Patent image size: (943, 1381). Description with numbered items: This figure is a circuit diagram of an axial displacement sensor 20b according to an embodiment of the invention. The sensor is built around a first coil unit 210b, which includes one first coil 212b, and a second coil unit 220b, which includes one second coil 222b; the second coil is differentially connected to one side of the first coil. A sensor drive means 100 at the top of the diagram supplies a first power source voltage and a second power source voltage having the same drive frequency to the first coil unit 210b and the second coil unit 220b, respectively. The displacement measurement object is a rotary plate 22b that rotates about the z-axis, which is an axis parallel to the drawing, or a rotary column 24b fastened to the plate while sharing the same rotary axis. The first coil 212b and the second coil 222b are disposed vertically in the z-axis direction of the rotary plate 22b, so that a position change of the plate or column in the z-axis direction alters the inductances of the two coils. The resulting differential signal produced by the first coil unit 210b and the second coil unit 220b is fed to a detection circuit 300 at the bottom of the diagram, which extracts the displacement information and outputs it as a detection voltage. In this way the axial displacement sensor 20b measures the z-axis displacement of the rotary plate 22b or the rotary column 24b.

*****

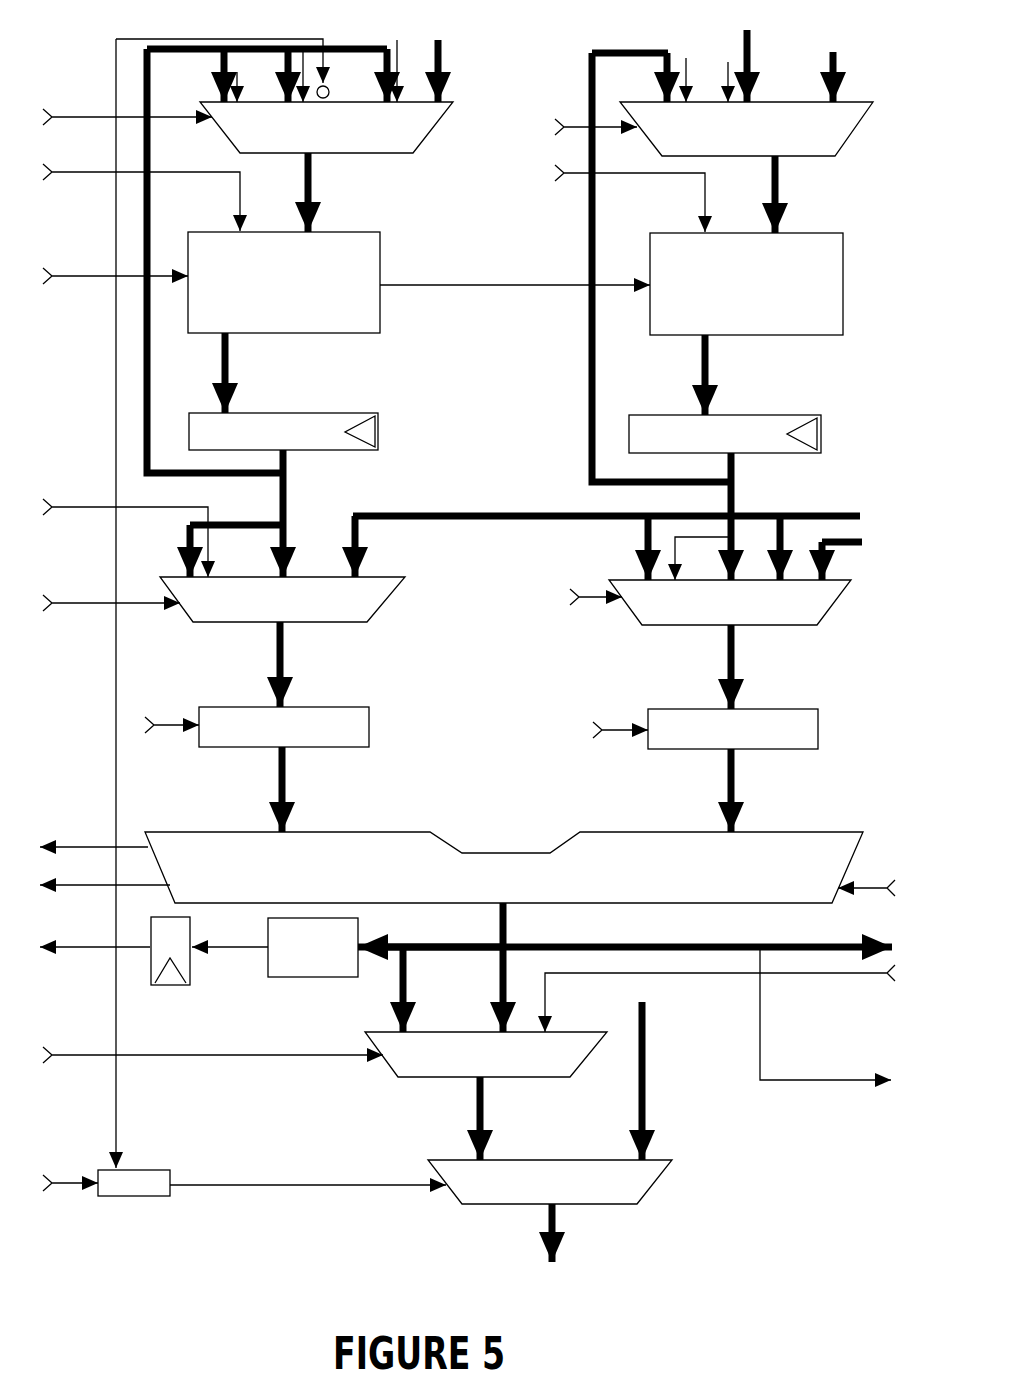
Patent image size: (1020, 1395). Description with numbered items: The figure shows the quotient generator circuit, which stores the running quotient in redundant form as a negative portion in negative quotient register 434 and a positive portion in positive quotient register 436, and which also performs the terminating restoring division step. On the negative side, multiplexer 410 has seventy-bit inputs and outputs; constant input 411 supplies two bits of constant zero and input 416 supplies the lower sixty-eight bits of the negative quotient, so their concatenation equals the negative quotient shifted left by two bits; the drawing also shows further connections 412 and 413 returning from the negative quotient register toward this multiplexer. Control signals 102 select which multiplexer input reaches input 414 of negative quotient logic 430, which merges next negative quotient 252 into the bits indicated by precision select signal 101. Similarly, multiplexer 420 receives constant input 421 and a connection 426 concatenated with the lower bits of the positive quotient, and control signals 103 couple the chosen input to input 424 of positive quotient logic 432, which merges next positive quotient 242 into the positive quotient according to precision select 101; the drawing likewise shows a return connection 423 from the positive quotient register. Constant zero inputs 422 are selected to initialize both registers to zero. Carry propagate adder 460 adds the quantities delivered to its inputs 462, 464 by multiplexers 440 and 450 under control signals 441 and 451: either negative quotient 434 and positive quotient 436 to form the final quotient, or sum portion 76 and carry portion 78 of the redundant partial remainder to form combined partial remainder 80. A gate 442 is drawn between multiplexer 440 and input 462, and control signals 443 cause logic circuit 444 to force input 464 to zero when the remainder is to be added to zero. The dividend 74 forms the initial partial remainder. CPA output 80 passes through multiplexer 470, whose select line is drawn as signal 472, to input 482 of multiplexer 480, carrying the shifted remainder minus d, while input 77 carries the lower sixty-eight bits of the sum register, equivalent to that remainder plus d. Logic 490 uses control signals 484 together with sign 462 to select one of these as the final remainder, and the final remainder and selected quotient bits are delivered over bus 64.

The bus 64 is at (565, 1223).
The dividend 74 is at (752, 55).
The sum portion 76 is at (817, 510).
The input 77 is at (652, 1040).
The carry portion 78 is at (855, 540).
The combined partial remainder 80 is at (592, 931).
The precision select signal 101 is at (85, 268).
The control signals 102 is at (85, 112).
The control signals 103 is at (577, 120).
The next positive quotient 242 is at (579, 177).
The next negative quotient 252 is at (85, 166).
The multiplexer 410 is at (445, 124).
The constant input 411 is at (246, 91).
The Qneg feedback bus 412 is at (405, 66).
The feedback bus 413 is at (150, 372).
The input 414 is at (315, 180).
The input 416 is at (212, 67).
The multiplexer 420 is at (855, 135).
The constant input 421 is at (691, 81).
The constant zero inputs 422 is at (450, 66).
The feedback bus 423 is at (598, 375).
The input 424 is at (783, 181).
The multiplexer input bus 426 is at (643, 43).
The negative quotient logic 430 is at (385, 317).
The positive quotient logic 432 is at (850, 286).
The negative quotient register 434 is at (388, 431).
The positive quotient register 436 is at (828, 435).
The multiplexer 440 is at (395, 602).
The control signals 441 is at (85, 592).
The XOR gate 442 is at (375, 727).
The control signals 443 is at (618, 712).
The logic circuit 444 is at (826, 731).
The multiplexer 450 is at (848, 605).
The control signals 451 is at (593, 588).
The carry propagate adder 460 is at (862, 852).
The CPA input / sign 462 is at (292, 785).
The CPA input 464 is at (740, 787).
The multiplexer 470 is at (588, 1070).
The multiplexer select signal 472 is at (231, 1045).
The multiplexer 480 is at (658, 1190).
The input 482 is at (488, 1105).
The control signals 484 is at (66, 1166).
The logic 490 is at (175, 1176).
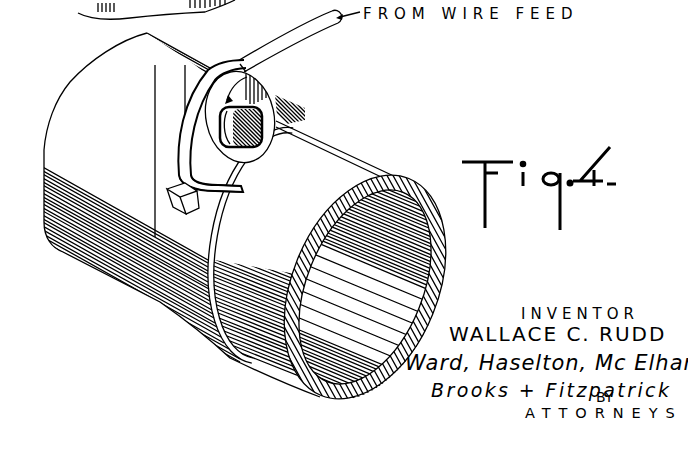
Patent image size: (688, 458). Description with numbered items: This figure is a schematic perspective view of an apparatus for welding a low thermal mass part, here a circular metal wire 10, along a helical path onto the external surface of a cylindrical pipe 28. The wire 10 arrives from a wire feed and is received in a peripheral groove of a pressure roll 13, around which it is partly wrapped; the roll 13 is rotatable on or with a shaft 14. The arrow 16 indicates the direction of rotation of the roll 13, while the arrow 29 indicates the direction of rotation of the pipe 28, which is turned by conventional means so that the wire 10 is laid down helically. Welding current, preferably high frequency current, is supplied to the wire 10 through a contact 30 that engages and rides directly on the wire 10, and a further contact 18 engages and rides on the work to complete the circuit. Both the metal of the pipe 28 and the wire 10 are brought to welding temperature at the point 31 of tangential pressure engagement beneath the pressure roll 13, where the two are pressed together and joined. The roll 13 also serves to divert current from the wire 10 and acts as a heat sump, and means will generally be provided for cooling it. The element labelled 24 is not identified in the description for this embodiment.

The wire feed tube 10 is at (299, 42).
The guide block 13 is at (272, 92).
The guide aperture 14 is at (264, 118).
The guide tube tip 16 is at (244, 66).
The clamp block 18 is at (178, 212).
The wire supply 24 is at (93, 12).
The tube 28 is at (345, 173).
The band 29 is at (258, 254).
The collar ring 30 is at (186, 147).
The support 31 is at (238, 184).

*****

Copy out the stretch from the line containing "Patent image size: (688, 458)." through the line containing "The support 31 is at (238, 184).", switching "helical path" to "spiral path" and leaving everything else unchanged.

Patent image size: (688, 458). Description with numbered items: This figure is a schematic perspective view of an apparatus for welding a low thermal mass part, here a circular metal wire 10, along a spiral path onto the external surface of a cylindrical pipe 28. The wire 10 arrives from a wire feed and is received in a peripheral groove of a pressure roll 13, around which it is partly wrapped; the roll 13 is rotatable on or with a shaft 14. The arrow 16 indicates the direction of rotation of the roll 13, while the arrow 29 indicates the direction of rotation of the pipe 28, which is turned by conventional means so that the wire 10 is laid down helically. Welding current, preferably high frequency current, is supplied to the wire 10 through a contact 30 that engages and rides directly on the wire 10, and a further contact 18 engages and rides on the work to complete the circuit. Both the metal of the pipe 28 and the wire 10 are brought to welding temperature at the point 31 of tangential pressure engagement beneath the pressure roll 13, where the two are pressed together and joined. The roll 13 also serves to divert current from the wire 10 and acts as a heat sump, and means will generally be provided for cooling it. The element labelled 24 is not identified in the description for this embodiment.

The wire feed tube 10 is at (299, 42).
The guide block 13 is at (272, 92).
The guide aperture 14 is at (264, 118).
The guide tube tip 16 is at (244, 66).
The clamp block 18 is at (178, 212).
The wire supply 24 is at (93, 12).
The tube 28 is at (345, 173).
The band 29 is at (258, 254).
The collar ring 30 is at (186, 147).
The support 31 is at (238, 184).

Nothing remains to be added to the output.